Records that describe figures
☆ ☆ ☆ ☆ ☆ ☆ ☆

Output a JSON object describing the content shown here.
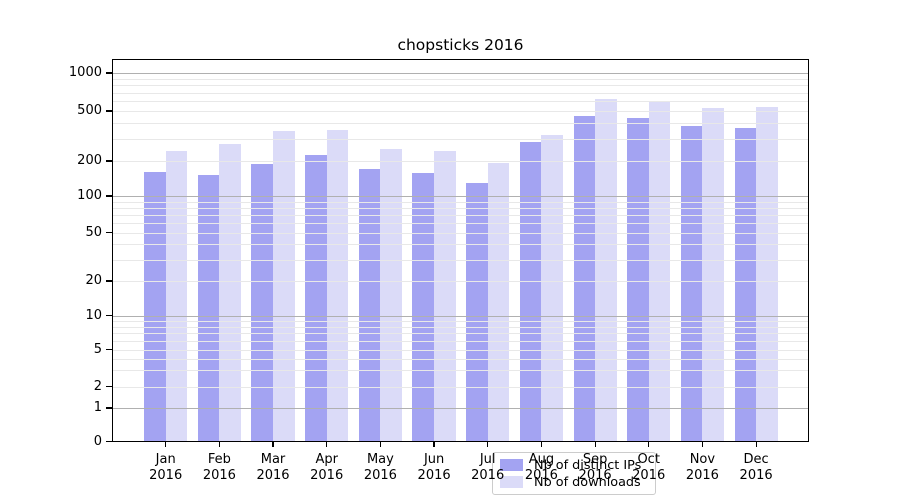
{
  "title": "chopsticks 2016",
  "chart_data": {
    "type": "bar",
    "title": "chopsticks 2016",
    "categories": [
      "Jan",
      "Feb",
      "Mar",
      "Apr",
      "May",
      "Jun",
      "Jul",
      "Aug",
      "Sep",
      "Oct",
      "Nov",
      "Dec"
    ],
    "category_year": "2016",
    "series": [
      {
        "name": "Nb of distinct IPs",
        "color": "#a3a3f2",
        "values": [
          160,
          152,
          187,
          223,
          170,
          157,
          129,
          282,
          458,
          437,
          382,
          368
        ]
      },
      {
        "name": "Nb of downloads",
        "color": "#dbdbf8",
        "values": [
          241,
          272,
          346,
          353,
          249,
          241,
          191,
          322,
          620,
          605,
          524,
          541
        ]
      }
    ],
    "yscale": "symlog",
    "yticks": [
      0,
      1,
      2,
      5,
      10,
      20,
      50,
      100,
      200,
      500,
      1000
    ],
    "ylim": [
      0,
      1300
    ],
    "xlabel": "",
    "ylabel": "",
    "grid": true,
    "grid_major_values": [
      1,
      10,
      100,
      1000
    ],
    "legend_position": "lower-center-inside",
    "colors": {
      "major_grid": "#b0b0b0",
      "minor_grid": "#e8e8e8",
      "spine": "#000000",
      "background": "#ffffff"
    }
  }
}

☆ ☆ ☆ ☆ ☆ ☆ ☆

> Exercise
Return the listing above word for word, with the pictures removed.

> Answer to the task
Output a JSON object describing the content shown here.
{
  "title": "chopsticks 2016",
  "chart_data": {
    "type": "bar",
    "title": "chopsticks 2016",
    "categories": [
      "Jan",
      "Feb",
      "Mar",
      "Apr",
      "May",
      "Jun",
      "Jul",
      "Aug",
      "Sep",
      "Oct",
      "Nov",
      "Dec"
    ],
    "category_year": "2016",
    "series": [
      {
        "name": "Nb of distinct IPs",
        "color": "#a3a3f2",
        "values": [
          160,
          152,
          187,
          223,
          170,
          157,
          129,
          282,
          458,
          437,
          382,
          368
        ]
      },
      {
        "name": "Nb of downloads",
        "color": "#dbdbf8",
        "values": [
          241,
          272,
          346,
          353,
          249,
          241,
          191,
          322,
          620,
          605,
          524,
          541
        ]
      }
    ],
    "yscale": "symlog",
    "yticks": [
      0,
      1,
      2,
      5,
      10,
      20,
      50,
      100,
      200,
      500,
      1000
    ],
    "ylim": [
      0,
      1300
    ],
    "xlabel": "",
    "ylabel": "",
    "grid": true,
    "grid_major_values": [
      1,
      10,
      100,
      1000
    ],
    "legend_position": "lower-center-inside",
    "colors": {
      "major_grid": "#b0b0b0",
      "minor_grid": "#e8e8e8",
      "spine": "#000000",
      "background": "#ffffff"
    }
  }
}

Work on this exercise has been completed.